**What you are asked to do:**
Carry none of the pictures over; write out the complete data exactly.

**Task material:**
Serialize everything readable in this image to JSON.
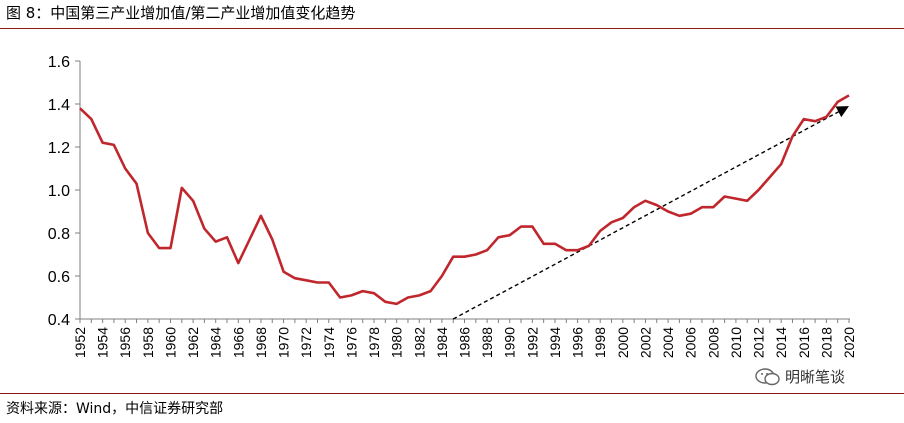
{
  "figure": {
    "title": "图 8：中国第三产业增加值/第二产业增加值变化趋势",
    "source": "资料来源：Wind，中信证券研究部",
    "watermark": "明晰笔谈"
  },
  "chart_data": {
    "type": "line",
    "title": "",
    "xlabel": "",
    "ylabel": "",
    "ylim": [
      0.4,
      1.6
    ],
    "yticks": [
      "0.4",
      "0.6",
      "0.8",
      "1.0",
      "1.2",
      "1.4",
      "1.6"
    ],
    "xticks": [
      "1952",
      "1954",
      "1956",
      "1958",
      "1960",
      "1962",
      "1964",
      "1966",
      "1968",
      "1970",
      "1972",
      "1974",
      "1976",
      "1978",
      "1980",
      "1982",
      "1984",
      "1986",
      "1988",
      "1990",
      "1992",
      "1994",
      "1996",
      "1998",
      "2000",
      "2002",
      "2004",
      "2006",
      "2008",
      "2010",
      "2012",
      "2014",
      "2016",
      "2018",
      "2020"
    ],
    "grid": false,
    "legend": "none",
    "line_color": "#c0272d",
    "series": [
      {
        "x": [
          1952,
          1953,
          1954,
          1955,
          1956,
          1957,
          1958,
          1959,
          1960,
          1961,
          1962,
          1963,
          1964,
          1965,
          1966,
          1967,
          1968,
          1969,
          1970,
          1971,
          1972,
          1973,
          1974,
          1975,
          1976,
          1977,
          1978,
          1979,
          1980,
          1981,
          1982,
          1983,
          1984,
          1985,
          1986,
          1987,
          1988,
          1989,
          1990,
          1991,
          1992,
          1993,
          1994,
          1995,
          1996,
          1997,
          1998,
          1999,
          2000,
          2001,
          2002,
          2003,
          2004,
          2005,
          2006,
          2007,
          2008,
          2009,
          2010,
          2011,
          2012,
          2013,
          2014,
          2015,
          2016,
          2017,
          2018,
          2019,
          2020
        ],
        "values": [
          1.38,
          1.33,
          1.22,
          1.21,
          1.1,
          1.03,
          0.8,
          0.73,
          0.73,
          1.01,
          0.95,
          0.82,
          0.76,
          0.78,
          0.66,
          0.77,
          0.88,
          0.77,
          0.62,
          0.59,
          0.58,
          0.57,
          0.57,
          0.5,
          0.51,
          0.53,
          0.52,
          0.48,
          0.47,
          0.5,
          0.51,
          0.53,
          0.6,
          0.69,
          0.69,
          0.7,
          0.72,
          0.78,
          0.79,
          0.83,
          0.83,
          0.75,
          0.75,
          0.72,
          0.72,
          0.74,
          0.81,
          0.85,
          0.87,
          0.92,
          0.95,
          0.93,
          0.9,
          0.88,
          0.89,
          0.92,
          0.92,
          0.97,
          0.96,
          0.95,
          1.0,
          1.06,
          1.12,
          1.25,
          1.33,
          1.32,
          1.34,
          1.41,
          1.44
        ]
      }
    ],
    "trend_arrow": {
      "style": "dashed",
      "color": "#000000",
      "x": [
        1985,
        2020
      ],
      "y": [
        0.4,
        1.39
      ]
    }
  }
}
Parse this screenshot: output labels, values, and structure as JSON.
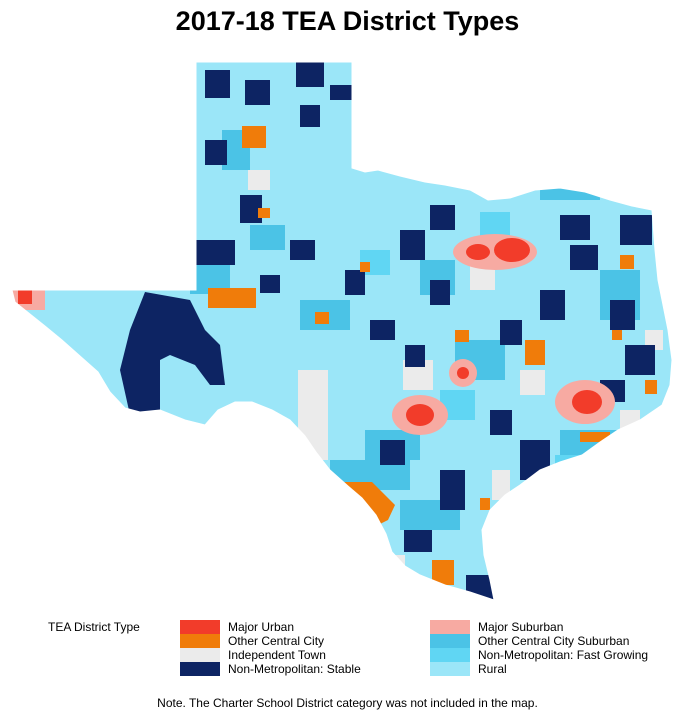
{
  "title": "2017-18 TEA District Types",
  "legend": {
    "title": "TEA District Type",
    "items": [
      {
        "label": "Major Urban",
        "color": "#f23c2a"
      },
      {
        "label": "Other Central City",
        "color": "#f07c0a"
      },
      {
        "label": "Independent Town",
        "color": "#ebebeb"
      },
      {
        "label": "Non-Metropolitan: Stable",
        "color": "#0d2463"
      },
      {
        "label": "Major Suburban",
        "color": "#f7aaa2"
      },
      {
        "label": "Other Central City Suburban",
        "color": "#4bc3e6"
      },
      {
        "label": "Non-Metropolitan: Fast Growing",
        "color": "#60d6f3"
      },
      {
        "label": "Rural",
        "color": "#9be6f8"
      }
    ]
  },
  "note": "Note. The Charter School District category was not included in the map."
}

**The solution:**
Serialize everything readable in this image to JSON.
{
  "figure": {
    "title": "图 8：中国第三产业增加值/第二产业增加值变化趋势",
    "source": "资料来源：Wind，中信证券研究部",
    "watermark": "明晰笔谈"
  },
  "chart_data": {
    "type": "line",
    "title": "",
    "xlabel": "",
    "ylabel": "",
    "ylim": [
      0.4,
      1.6
    ],
    "yticks": [
      "0.4",
      "0.6",
      "0.8",
      "1.0",
      "1.2",
      "1.4",
      "1.6"
    ],
    "xticks": [
      "1952",
      "1954",
      "1956",
      "1958",
      "1960",
      "1962",
      "1964",
      "1966",
      "1968",
      "1970",
      "1972",
      "1974",
      "1976",
      "1978",
      "1980",
      "1982",
      "1984",
      "1986",
      "1988",
      "1990",
      "1992",
      "1994",
      "1996",
      "1998",
      "2000",
      "2002",
      "2004",
      "2006",
      "2008",
      "2010",
      "2012",
      "2014",
      "2016",
      "2018",
      "2020"
    ],
    "grid": false,
    "legend": "none",
    "line_color": "#c0272d",
    "series": [
      {
        "x": [
          1952,
          1953,
          1954,
          1955,
          1956,
          1957,
          1958,
          1959,
          1960,
          1961,
          1962,
          1963,
          1964,
          1965,
          1966,
          1967,
          1968,
          1969,
          1970,
          1971,
          1972,
          1973,
          1974,
          1975,
          1976,
          1977,
          1978,
          1979,
          1980,
          1981,
          1982,
          1983,
          1984,
          1985,
          1986,
          1987,
          1988,
          1989,
          1990,
          1991,
          1992,
          1993,
          1994,
          1995,
          1996,
          1997,
          1998,
          1999,
          2000,
          2001,
          2002,
          2003,
          2004,
          2005,
          2006,
          2007,
          2008,
          2009,
          2010,
          2011,
          2012,
          2013,
          2014,
          2015,
          2016,
          2017,
          2018,
          2019,
          2020
        ],
        "values": [
          1.38,
          1.33,
          1.22,
          1.21,
          1.1,
          1.03,
          0.8,
          0.73,
          0.73,
          1.01,
          0.95,
          0.82,
          0.76,
          0.78,
          0.66,
          0.77,
          0.88,
          0.77,
          0.62,
          0.59,
          0.58,
          0.57,
          0.57,
          0.5,
          0.51,
          0.53,
          0.52,
          0.48,
          0.47,
          0.5,
          0.51,
          0.53,
          0.6,
          0.69,
          0.69,
          0.7,
          0.72,
          0.78,
          0.79,
          0.83,
          0.83,
          0.75,
          0.75,
          0.72,
          0.72,
          0.74,
          0.81,
          0.85,
          0.87,
          0.92,
          0.95,
          0.93,
          0.9,
          0.88,
          0.89,
          0.92,
          0.92,
          0.97,
          0.96,
          0.95,
          1.0,
          1.06,
          1.12,
          1.25,
          1.33,
          1.32,
          1.34,
          1.41,
          1.44
        ]
      }
    ],
    "trend_arrow": {
      "style": "dashed",
      "color": "#000000",
      "x": [
        1985,
        2020
      ],
      "y": [
        0.4,
        1.39
      ]
    }
  }
}
Parse this screenshot: output labels, values, and structure as JSON.
{
  "title": "2017-18 TEA District Types",
  "legend": {
    "title": "TEA District Type",
    "items": [
      {
        "label": "Major Urban",
        "color": "#f23c2a"
      },
      {
        "label": "Other Central City",
        "color": "#f07c0a"
      },
      {
        "label": "Independent Town",
        "color": "#ebebeb"
      },
      {
        "label": "Non-Metropolitan: Stable",
        "color": "#0d2463"
      },
      {
        "label": "Major Suburban",
        "color": "#f7aaa2"
      },
      {
        "label": "Other Central City Suburban",
        "color": "#4bc3e6"
      },
      {
        "label": "Non-Metropolitan: Fast Growing",
        "color": "#60d6f3"
      },
      {
        "label": "Rural",
        "color": "#9be6f8"
      }
    ]
  },
  "note": "Note. The Charter School District category was not included in the map."
}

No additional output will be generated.